__THE INPUT__:
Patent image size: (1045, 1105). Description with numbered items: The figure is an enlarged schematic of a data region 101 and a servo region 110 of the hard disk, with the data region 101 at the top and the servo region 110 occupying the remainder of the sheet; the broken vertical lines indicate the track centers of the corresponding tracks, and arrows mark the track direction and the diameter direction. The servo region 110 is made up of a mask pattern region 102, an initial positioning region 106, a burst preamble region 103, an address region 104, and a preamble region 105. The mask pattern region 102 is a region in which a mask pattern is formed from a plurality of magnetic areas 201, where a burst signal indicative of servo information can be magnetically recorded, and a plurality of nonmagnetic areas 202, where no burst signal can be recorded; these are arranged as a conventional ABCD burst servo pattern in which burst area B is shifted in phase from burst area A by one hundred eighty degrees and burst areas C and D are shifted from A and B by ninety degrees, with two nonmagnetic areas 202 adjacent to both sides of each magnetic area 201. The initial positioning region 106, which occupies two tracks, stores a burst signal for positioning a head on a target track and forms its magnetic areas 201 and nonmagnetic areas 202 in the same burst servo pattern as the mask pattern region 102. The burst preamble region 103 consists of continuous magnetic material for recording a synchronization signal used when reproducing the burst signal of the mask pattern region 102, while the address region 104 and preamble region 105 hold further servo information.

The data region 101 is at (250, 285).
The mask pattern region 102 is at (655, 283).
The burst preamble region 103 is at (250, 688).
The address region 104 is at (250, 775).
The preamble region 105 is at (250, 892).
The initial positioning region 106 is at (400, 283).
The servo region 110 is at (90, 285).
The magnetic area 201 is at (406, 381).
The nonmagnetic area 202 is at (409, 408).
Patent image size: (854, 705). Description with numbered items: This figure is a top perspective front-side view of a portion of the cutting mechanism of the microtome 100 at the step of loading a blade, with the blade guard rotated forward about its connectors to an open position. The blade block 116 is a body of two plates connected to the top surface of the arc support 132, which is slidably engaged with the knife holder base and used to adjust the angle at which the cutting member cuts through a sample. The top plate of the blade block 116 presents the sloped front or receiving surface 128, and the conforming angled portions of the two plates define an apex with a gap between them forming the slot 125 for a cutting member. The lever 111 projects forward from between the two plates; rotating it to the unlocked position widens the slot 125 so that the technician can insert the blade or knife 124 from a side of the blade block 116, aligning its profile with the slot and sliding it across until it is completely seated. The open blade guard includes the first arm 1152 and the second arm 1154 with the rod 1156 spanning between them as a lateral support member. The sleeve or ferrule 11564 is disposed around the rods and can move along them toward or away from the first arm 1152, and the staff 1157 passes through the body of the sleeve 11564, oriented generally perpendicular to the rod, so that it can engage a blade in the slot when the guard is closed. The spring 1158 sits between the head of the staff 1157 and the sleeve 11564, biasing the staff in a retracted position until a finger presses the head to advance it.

__TASK INSTRUCTIONS__: How many lines above contain the string "servo"? Reply with the number only.

__OUTPUT BELOW__: 2